Exercise objective -
For the entries presented below, indicate the number of lines that include the word "JSON", adding nothing else.

Supplied material -
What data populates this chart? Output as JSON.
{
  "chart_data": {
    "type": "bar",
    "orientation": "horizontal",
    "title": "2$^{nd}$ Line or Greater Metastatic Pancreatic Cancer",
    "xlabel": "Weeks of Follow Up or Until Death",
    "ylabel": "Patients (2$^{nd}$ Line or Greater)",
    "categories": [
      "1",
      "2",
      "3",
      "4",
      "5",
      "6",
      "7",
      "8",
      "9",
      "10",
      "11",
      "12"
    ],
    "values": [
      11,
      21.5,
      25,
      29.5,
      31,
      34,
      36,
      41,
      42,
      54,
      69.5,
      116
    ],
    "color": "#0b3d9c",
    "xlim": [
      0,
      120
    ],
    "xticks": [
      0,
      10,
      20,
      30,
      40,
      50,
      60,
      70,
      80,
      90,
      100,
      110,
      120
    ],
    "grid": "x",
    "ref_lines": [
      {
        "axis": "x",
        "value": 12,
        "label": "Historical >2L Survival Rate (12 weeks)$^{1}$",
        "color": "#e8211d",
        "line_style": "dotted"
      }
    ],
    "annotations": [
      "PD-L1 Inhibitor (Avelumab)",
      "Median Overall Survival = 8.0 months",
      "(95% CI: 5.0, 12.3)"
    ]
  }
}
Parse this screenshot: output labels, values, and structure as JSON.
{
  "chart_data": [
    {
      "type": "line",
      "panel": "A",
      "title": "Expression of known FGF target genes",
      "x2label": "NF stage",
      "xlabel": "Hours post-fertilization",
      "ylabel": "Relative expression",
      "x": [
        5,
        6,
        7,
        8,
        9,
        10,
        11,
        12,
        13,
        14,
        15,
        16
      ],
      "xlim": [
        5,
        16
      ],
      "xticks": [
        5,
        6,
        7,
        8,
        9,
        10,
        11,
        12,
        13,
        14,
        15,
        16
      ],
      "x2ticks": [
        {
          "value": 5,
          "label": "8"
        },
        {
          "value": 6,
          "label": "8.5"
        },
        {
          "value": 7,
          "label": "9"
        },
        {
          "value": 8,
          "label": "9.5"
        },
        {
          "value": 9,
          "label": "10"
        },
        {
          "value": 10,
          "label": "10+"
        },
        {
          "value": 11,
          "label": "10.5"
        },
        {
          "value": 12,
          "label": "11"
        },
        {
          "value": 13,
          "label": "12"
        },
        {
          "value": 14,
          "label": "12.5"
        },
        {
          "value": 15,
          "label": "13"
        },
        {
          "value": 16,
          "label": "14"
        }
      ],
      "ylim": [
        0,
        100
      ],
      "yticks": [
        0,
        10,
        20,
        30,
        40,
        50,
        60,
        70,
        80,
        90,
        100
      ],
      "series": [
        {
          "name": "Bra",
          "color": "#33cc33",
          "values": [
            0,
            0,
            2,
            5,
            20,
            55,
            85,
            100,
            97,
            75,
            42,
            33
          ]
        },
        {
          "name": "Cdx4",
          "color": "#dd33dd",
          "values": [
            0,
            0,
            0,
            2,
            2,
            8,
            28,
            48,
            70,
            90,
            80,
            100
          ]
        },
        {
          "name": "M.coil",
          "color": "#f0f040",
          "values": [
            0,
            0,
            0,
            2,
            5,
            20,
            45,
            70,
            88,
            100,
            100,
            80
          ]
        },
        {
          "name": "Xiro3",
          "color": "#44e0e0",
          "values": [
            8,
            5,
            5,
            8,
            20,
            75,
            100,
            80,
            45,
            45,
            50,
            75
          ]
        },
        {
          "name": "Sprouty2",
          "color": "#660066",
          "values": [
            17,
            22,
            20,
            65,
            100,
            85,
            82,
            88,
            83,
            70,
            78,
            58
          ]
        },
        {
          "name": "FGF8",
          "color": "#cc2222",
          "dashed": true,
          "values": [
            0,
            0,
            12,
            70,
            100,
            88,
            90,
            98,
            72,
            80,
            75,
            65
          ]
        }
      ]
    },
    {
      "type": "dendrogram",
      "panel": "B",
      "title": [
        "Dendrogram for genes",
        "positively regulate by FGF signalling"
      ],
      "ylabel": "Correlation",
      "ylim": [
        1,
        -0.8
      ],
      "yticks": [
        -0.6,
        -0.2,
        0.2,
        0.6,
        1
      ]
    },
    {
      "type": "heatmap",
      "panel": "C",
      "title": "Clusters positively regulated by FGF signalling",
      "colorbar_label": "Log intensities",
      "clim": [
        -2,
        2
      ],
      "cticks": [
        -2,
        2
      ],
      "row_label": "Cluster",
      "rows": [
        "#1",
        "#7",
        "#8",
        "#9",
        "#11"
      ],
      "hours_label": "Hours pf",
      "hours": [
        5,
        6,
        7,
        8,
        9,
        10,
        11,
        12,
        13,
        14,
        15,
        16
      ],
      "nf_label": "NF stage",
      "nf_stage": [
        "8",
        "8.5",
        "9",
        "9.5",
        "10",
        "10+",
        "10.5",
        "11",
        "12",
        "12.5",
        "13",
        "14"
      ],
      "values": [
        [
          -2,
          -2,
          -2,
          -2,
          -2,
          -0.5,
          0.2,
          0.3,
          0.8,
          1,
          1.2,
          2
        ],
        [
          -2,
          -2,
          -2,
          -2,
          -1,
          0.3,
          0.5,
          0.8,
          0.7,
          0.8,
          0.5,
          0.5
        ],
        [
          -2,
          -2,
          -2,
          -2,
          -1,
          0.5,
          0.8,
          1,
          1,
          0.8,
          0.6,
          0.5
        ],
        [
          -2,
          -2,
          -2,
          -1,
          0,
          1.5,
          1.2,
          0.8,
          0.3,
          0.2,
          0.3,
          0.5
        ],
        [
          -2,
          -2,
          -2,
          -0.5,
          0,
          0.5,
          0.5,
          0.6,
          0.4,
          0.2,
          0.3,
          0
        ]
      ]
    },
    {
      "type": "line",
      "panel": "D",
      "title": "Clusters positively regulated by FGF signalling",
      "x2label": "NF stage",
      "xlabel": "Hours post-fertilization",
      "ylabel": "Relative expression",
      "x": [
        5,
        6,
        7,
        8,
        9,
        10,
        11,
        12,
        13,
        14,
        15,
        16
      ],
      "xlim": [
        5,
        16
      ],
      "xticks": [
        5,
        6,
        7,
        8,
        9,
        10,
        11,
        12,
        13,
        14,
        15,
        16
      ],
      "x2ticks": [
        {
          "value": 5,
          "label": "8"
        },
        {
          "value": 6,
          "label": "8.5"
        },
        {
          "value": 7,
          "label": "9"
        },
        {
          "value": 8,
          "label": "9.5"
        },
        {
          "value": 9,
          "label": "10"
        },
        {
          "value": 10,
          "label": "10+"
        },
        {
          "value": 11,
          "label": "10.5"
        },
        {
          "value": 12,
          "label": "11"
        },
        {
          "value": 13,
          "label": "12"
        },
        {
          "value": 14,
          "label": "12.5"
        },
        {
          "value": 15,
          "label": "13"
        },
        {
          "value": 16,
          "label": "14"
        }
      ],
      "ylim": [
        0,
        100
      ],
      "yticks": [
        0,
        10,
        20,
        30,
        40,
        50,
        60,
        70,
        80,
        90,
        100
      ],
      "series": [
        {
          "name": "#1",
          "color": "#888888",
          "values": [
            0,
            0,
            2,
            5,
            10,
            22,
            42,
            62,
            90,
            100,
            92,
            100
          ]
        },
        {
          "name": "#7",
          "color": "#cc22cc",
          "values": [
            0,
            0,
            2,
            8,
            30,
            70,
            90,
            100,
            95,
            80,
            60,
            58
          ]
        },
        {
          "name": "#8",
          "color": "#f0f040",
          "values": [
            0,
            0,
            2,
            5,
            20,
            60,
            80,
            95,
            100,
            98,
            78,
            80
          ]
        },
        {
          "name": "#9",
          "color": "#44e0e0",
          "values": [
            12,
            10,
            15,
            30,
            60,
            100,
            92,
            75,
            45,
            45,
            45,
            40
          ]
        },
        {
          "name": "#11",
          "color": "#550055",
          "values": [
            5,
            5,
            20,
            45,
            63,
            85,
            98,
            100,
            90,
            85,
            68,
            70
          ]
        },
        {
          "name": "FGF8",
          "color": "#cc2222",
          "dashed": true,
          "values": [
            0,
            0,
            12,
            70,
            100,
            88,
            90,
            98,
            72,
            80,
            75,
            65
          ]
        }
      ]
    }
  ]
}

Solution -
2